Entries with figure data
* Start *

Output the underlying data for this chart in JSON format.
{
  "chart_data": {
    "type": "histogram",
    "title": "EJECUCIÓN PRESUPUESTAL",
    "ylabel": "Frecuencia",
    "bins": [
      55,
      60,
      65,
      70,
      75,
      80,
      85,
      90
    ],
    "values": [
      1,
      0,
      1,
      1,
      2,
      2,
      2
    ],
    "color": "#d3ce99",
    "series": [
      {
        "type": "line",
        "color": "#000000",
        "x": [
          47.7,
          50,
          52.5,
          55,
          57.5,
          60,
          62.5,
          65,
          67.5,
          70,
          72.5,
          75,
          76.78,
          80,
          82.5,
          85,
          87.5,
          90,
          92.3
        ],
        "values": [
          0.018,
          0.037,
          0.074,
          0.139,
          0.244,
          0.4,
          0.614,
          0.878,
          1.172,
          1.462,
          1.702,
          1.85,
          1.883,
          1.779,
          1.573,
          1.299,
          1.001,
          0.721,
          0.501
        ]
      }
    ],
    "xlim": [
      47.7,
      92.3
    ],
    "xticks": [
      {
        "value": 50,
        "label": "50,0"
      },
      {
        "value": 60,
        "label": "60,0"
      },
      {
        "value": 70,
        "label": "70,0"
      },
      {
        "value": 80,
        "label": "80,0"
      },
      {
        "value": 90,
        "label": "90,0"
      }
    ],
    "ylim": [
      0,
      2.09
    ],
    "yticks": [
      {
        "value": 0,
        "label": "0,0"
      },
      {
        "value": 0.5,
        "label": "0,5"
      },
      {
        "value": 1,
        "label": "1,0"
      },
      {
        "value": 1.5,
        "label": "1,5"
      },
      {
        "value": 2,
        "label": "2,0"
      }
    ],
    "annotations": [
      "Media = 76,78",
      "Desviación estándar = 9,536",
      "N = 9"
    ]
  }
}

* End *

> [Exercise objective]
Go through the listing and copy all of it exactly.

> [Exercise solution]
Output the underlying data for this chart in JSON format.
{
  "chart_data": {
    "type": "histogram",
    "title": "EJECUCIÓN PRESUPUESTAL",
    "ylabel": "Frecuencia",
    "bins": [
      55,
      60,
      65,
      70,
      75,
      80,
      85,
      90
    ],
    "values": [
      1,
      0,
      1,
      1,
      2,
      2,
      2
    ],
    "color": "#d3ce99",
    "series": [
      {
        "type": "line",
        "color": "#000000",
        "x": [
          47.7,
          50,
          52.5,
          55,
          57.5,
          60,
          62.5,
          65,
          67.5,
          70,
          72.5,
          75,
          76.78,
          80,
          82.5,
          85,
          87.5,
          90,
          92.3
        ],
        "values": [
          0.018,
          0.037,
          0.074,
          0.139,
          0.244,
          0.4,
          0.614,
          0.878,
          1.172,
          1.462,
          1.702,
          1.85,
          1.883,
          1.779,
          1.573,
          1.299,
          1.001,
          0.721,
          0.501
        ]
      }
    ],
    "xlim": [
      47.7,
      92.3
    ],
    "xticks": [
      {
        "value": 50,
        "label": "50,0"
      },
      {
        "value": 60,
        "label": "60,0"
      },
      {
        "value": 70,
        "label": "70,0"
      },
      {
        "value": 80,
        "label": "80,0"
      },
      {
        "value": 90,
        "label": "90,0"
      }
    ],
    "ylim": [
      0,
      2.09
    ],
    "yticks": [
      {
        "value": 0,
        "label": "0,0"
      },
      {
        "value": 0.5,
        "label": "0,5"
      },
      {
        "value": 1,
        "label": "1,0"
      },
      {
        "value": 1.5,
        "label": "1,5"
      },
      {
        "value": 2,
        "label": "2,0"
      }
    ],
    "annotations": [
      "Media = 76,78",
      "Desviación estándar = 9,536",
      "N = 9"
    ]
  }
}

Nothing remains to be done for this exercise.